*What you will do*.
This exercise calls for every record to be set down exactly.

Figure collection entries:
*-*-*

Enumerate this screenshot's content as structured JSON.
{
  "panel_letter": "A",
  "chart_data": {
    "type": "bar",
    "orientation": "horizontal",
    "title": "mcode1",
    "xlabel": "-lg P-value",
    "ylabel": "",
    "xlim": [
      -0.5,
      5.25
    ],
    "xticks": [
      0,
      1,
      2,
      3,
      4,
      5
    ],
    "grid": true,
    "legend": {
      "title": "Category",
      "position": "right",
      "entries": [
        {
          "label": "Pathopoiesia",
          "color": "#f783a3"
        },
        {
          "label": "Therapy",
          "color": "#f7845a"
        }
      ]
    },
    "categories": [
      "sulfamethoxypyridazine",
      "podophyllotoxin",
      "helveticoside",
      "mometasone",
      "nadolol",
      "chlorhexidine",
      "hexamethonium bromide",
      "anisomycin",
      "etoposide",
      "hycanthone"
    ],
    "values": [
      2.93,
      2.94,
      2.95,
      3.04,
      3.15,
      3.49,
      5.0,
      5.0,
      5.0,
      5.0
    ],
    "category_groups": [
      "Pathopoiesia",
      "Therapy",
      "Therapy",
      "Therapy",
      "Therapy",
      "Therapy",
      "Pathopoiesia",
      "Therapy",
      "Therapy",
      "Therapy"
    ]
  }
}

*-*-*

*Solution for this problem*.
Enumerate this screenshot's content as structured JSON.
{
  "panel_letter": "A",
  "chart_data": {
    "type": "bar",
    "orientation": "horizontal",
    "title": "mcode1",
    "xlabel": "-lg P-value",
    "ylabel": "",
    "xlim": [
      -0.5,
      5.25
    ],
    "xticks": [
      0,
      1,
      2,
      3,
      4,
      5
    ],
    "grid": true,
    "legend": {
      "title": "Category",
      "position": "right",
      "entries": [
        {
          "label": "Pathopoiesia",
          "color": "#f783a3"
        },
        {
          "label": "Therapy",
          "color": "#f7845a"
        }
      ]
    },
    "categories": [
      "sulfamethoxypyridazine",
      "podophyllotoxin",
      "helveticoside",
      "mometasone",
      "nadolol",
      "chlorhexidine",
      "hexamethonium bromide",
      "anisomycin",
      "etoposide",
      "hycanthone"
    ],
    "values": [
      2.93,
      2.94,
      2.95,
      3.04,
      3.15,
      3.49,
      5.0,
      5.0,
      5.0,
      5.0
    ],
    "category_groups": [
      "Pathopoiesia",
      "Therapy",
      "Therapy",
      "Therapy",
      "Therapy",
      "Therapy",
      "Pathopoiesia",
      "Therapy",
      "Therapy",
      "Therapy"
    ]
  }
}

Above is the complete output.